-- START OF Records provided --

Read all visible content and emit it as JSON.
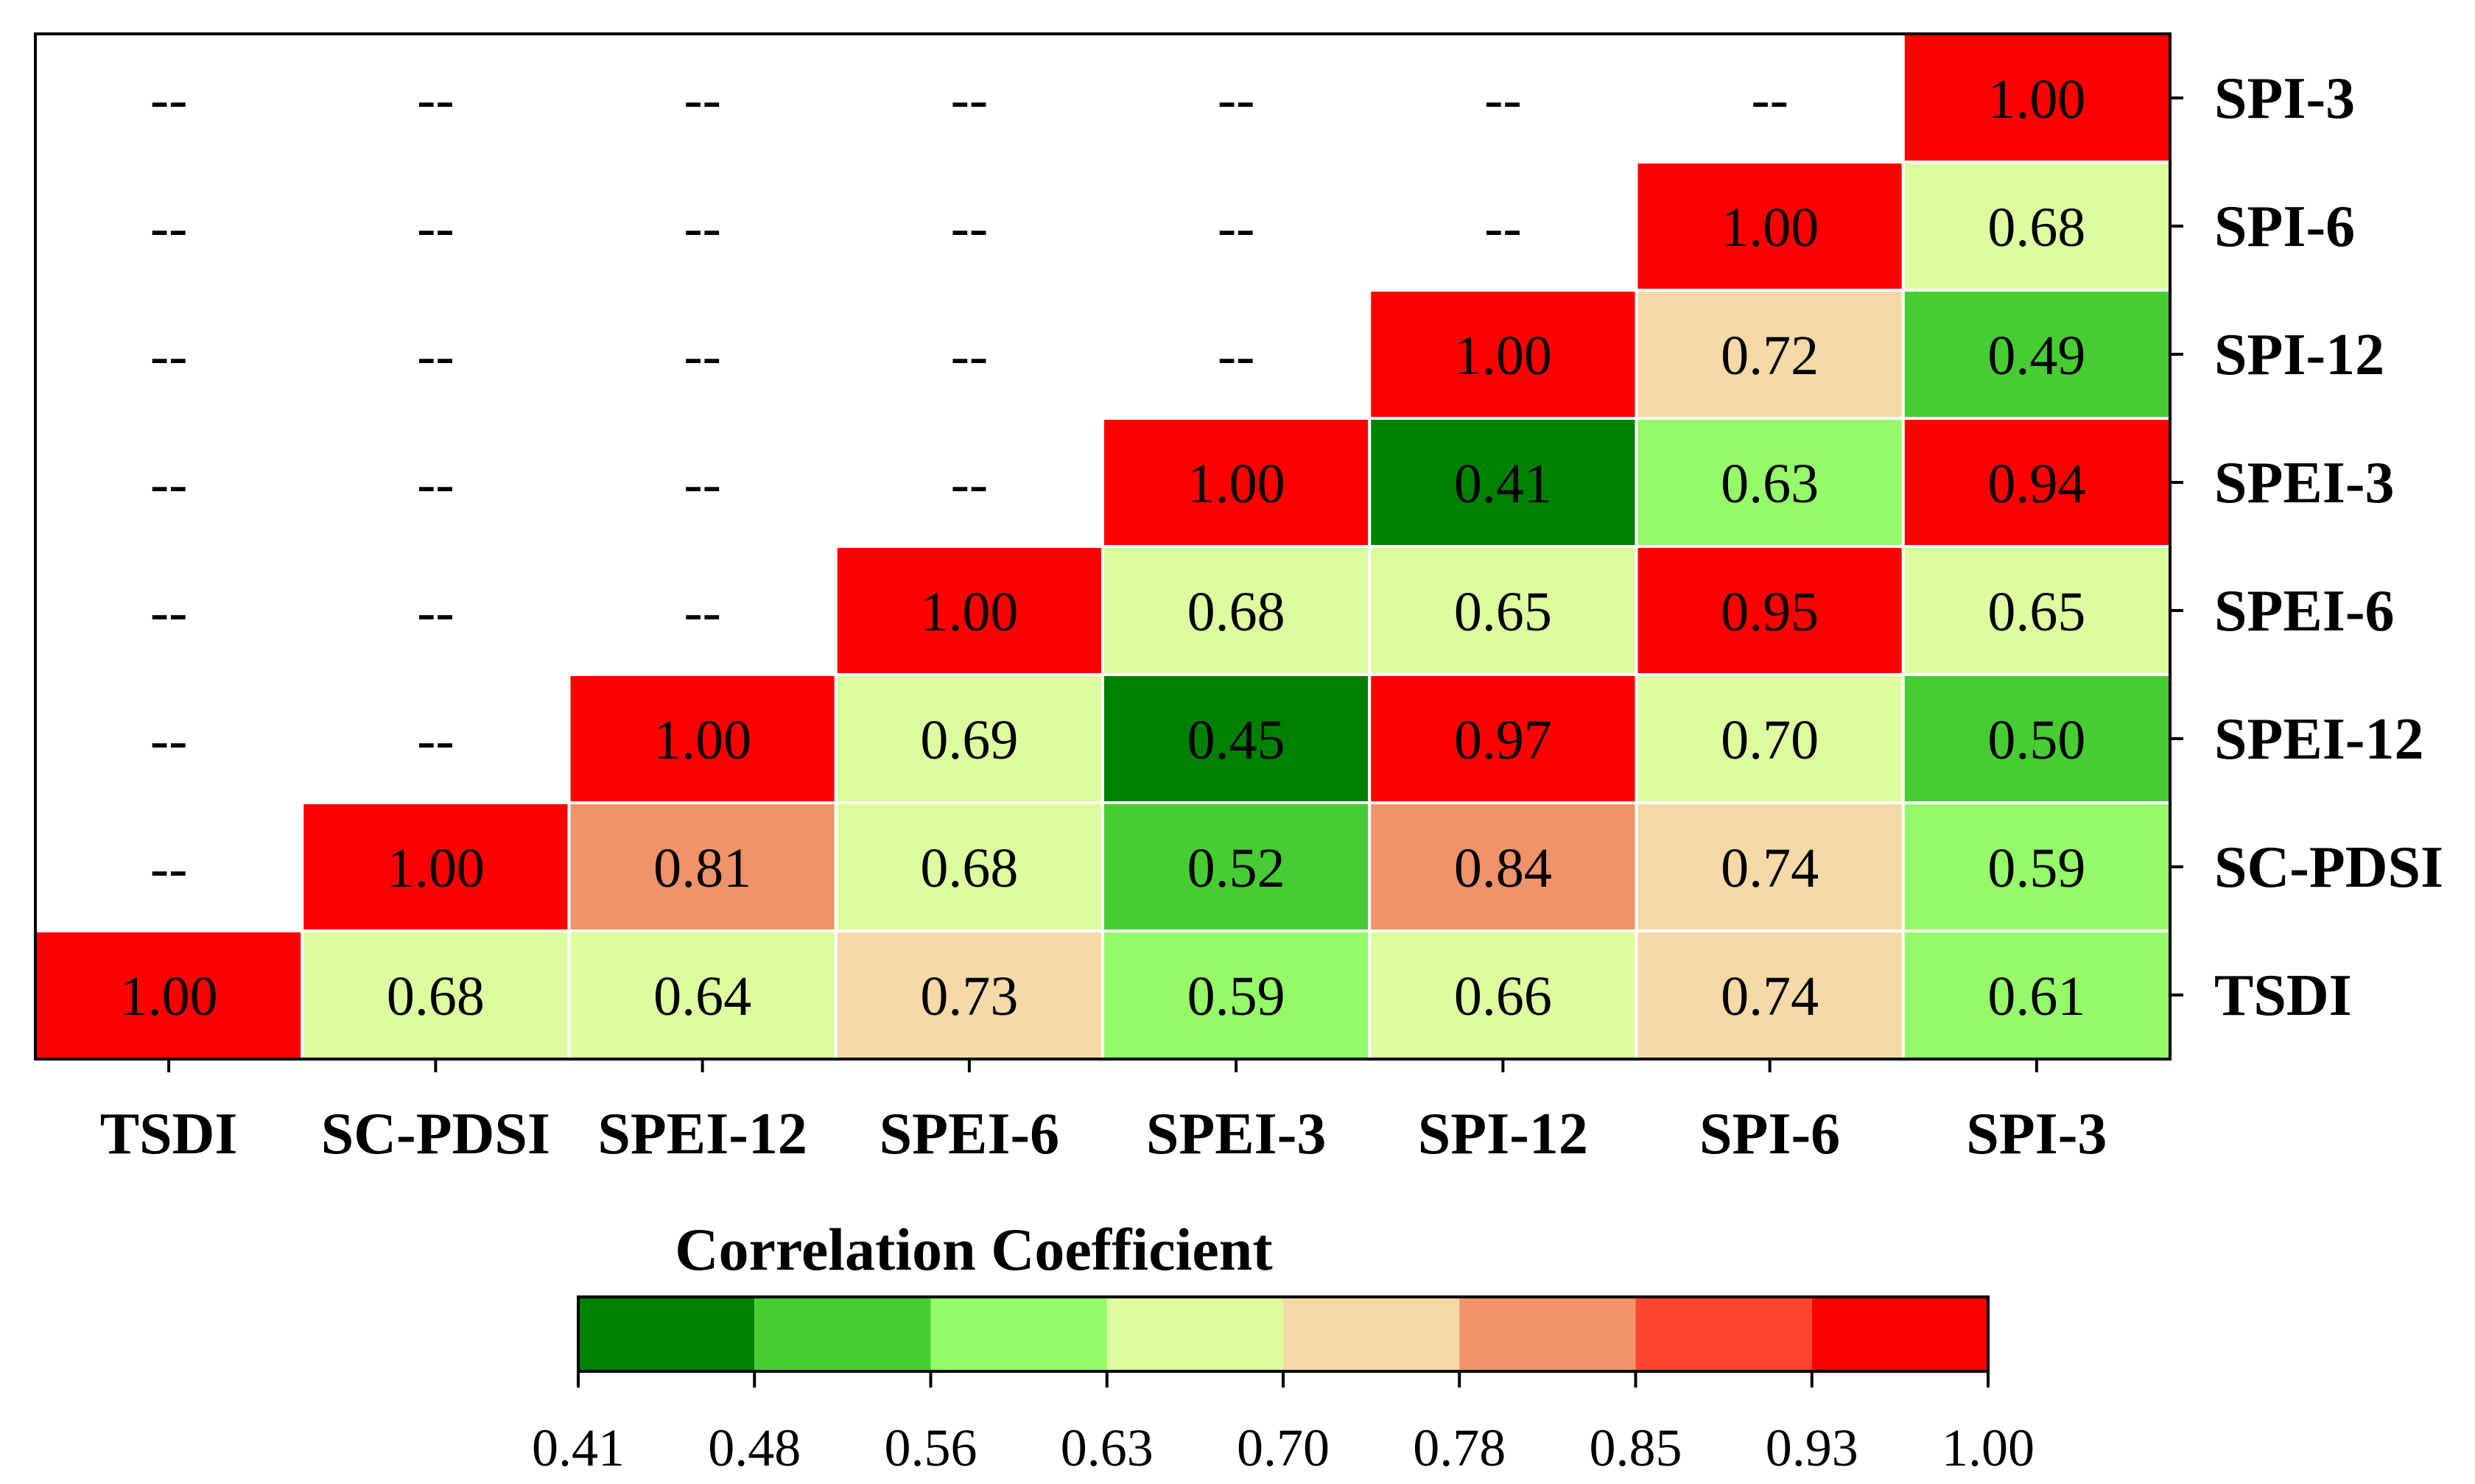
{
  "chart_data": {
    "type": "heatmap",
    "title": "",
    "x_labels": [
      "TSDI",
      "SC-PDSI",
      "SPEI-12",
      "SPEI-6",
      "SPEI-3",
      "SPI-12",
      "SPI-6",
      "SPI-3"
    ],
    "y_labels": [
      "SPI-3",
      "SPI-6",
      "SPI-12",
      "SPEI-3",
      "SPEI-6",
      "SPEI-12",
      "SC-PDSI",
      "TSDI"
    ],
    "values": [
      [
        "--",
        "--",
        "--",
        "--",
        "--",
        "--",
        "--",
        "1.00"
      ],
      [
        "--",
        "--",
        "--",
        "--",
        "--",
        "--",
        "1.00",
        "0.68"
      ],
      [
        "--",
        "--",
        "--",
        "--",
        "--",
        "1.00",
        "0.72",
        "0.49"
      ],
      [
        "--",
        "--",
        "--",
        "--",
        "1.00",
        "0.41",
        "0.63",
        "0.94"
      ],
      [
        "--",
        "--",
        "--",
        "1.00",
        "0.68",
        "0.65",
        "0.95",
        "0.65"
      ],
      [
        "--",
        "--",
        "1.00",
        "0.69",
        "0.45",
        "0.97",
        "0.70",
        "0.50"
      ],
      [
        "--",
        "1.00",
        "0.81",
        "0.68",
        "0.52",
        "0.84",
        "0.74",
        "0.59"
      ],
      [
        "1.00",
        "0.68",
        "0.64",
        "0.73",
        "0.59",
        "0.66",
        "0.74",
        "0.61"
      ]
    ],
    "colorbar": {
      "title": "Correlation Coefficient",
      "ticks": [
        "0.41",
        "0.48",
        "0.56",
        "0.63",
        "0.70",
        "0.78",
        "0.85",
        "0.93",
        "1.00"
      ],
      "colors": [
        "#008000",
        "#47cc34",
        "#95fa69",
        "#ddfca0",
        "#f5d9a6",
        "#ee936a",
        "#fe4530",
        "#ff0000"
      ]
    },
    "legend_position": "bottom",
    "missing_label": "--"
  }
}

-- END OF Records provided --

◆ Exercise instructions: Quote the data above in full, leaving out the pictures it holds.

◆ Correct output:
Read all visible content and emit it as JSON.
{
  "chart_data": {
    "type": "heatmap",
    "title": "",
    "x_labels": [
      "TSDI",
      "SC-PDSI",
      "SPEI-12",
      "SPEI-6",
      "SPEI-3",
      "SPI-12",
      "SPI-6",
      "SPI-3"
    ],
    "y_labels": [
      "SPI-3",
      "SPI-6",
      "SPI-12",
      "SPEI-3",
      "SPEI-6",
      "SPEI-12",
      "SC-PDSI",
      "TSDI"
    ],
    "values": [
      [
        "--",
        "--",
        "--",
        "--",
        "--",
        "--",
        "--",
        "1.00"
      ],
      [
        "--",
        "--",
        "--",
        "--",
        "--",
        "--",
        "1.00",
        "0.68"
      ],
      [
        "--",
        "--",
        "--",
        "--",
        "--",
        "1.00",
        "0.72",
        "0.49"
      ],
      [
        "--",
        "--",
        "--",
        "--",
        "1.00",
        "0.41",
        "0.63",
        "0.94"
      ],
      [
        "--",
        "--",
        "--",
        "1.00",
        "0.68",
        "0.65",
        "0.95",
        "0.65"
      ],
      [
        "--",
        "--",
        "1.00",
        "0.69",
        "0.45",
        "0.97",
        "0.70",
        "0.50"
      ],
      [
        "--",
        "1.00",
        "0.81",
        "0.68",
        "0.52",
        "0.84",
        "0.74",
        "0.59"
      ],
      [
        "1.00",
        "0.68",
        "0.64",
        "0.73",
        "0.59",
        "0.66",
        "0.74",
        "0.61"
      ]
    ],
    "colorbar": {
      "title": "Correlation Coefficient",
      "ticks": [
        "0.41",
        "0.48",
        "0.56",
        "0.63",
        "0.70",
        "0.78",
        "0.85",
        "0.93",
        "1.00"
      ],
      "colors": [
        "#008000",
        "#47cc34",
        "#95fa69",
        "#ddfca0",
        "#f5d9a6",
        "#ee936a",
        "#fe4530",
        "#ff0000"
      ]
    },
    "legend_position": "bottom",
    "missing_label": "--"
  }
}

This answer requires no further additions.